DIRECTIONS FOR THIS TASK: Give the material once more, word for word, without any images.

MATERIAL PROVIDED:
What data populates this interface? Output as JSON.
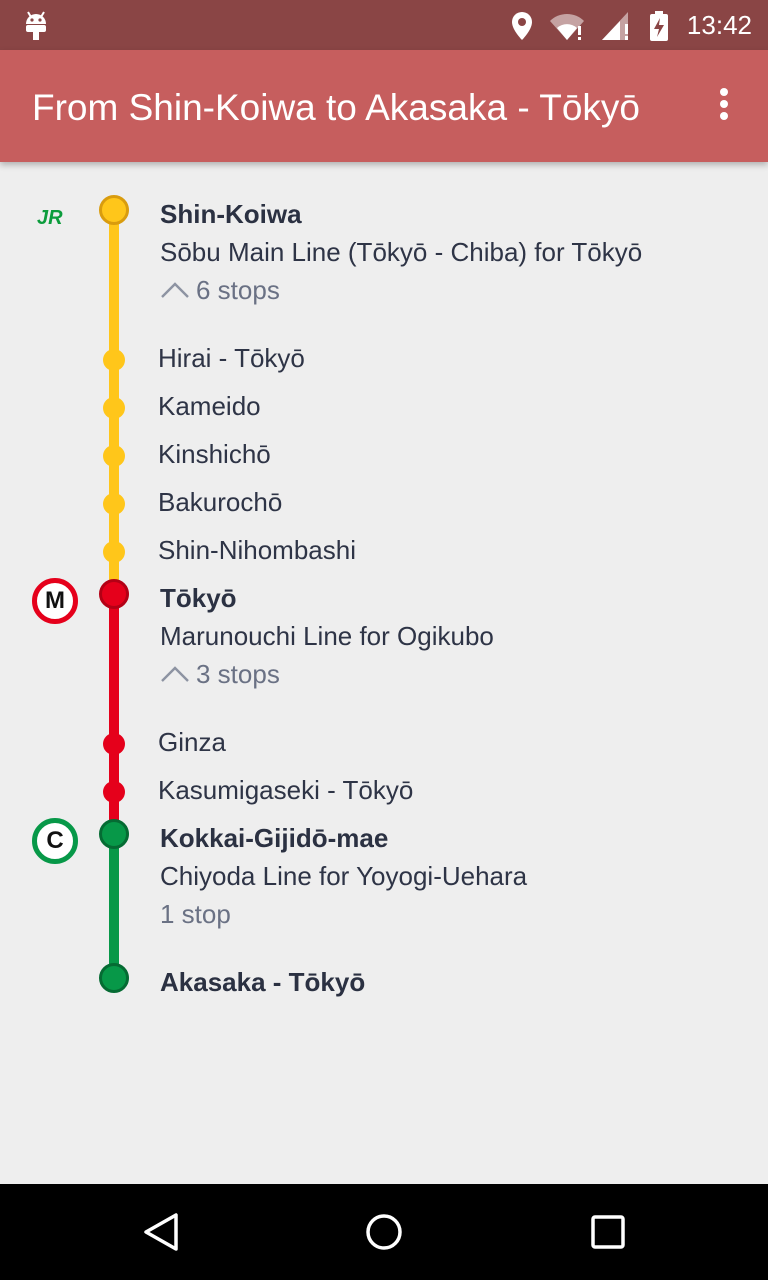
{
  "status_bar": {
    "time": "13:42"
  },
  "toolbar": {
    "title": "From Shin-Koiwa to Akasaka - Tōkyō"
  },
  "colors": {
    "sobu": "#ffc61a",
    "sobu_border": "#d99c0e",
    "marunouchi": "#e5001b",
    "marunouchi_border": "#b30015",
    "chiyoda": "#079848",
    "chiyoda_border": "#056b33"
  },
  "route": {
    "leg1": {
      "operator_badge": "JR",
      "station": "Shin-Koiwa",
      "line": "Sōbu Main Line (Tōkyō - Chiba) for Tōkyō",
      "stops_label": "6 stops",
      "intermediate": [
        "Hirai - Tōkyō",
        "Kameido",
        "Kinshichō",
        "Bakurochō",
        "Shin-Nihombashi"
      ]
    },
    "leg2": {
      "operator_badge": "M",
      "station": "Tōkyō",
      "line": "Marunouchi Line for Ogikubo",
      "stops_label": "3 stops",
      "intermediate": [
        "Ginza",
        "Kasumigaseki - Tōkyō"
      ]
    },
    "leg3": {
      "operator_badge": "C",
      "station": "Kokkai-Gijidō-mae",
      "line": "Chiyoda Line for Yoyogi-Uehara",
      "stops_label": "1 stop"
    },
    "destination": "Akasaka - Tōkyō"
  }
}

EXERCISE ANSWER:
What data populates this interface? Output as JSON.
{
  "status_bar": {
    "time": "13:42"
  },
  "toolbar": {
    "title": "From Shin-Koiwa to Akasaka - Tōkyō"
  },
  "colors": {
    "sobu": "#ffc61a",
    "sobu_border": "#d99c0e",
    "marunouchi": "#e5001b",
    "marunouchi_border": "#b30015",
    "chiyoda": "#079848",
    "chiyoda_border": "#056b33"
  },
  "route": {
    "leg1": {
      "operator_badge": "JR",
      "station": "Shin-Koiwa",
      "line": "Sōbu Main Line (Tōkyō - Chiba) for Tōkyō",
      "stops_label": "6 stops",
      "intermediate": [
        "Hirai - Tōkyō",
        "Kameido",
        "Kinshichō",
        "Bakurochō",
        "Shin-Nihombashi"
      ]
    },
    "leg2": {
      "operator_badge": "M",
      "station": "Tōkyō",
      "line": "Marunouchi Line for Ogikubo",
      "stops_label": "3 stops",
      "intermediate": [
        "Ginza",
        "Kasumigaseki - Tōkyō"
      ]
    },
    "leg3": {
      "operator_badge": "C",
      "station": "Kokkai-Gijidō-mae",
      "line": "Chiyoda Line for Yoyogi-Uehara",
      "stops_label": "1 stop"
    },
    "destination": "Akasaka - Tōkyō"
  }
}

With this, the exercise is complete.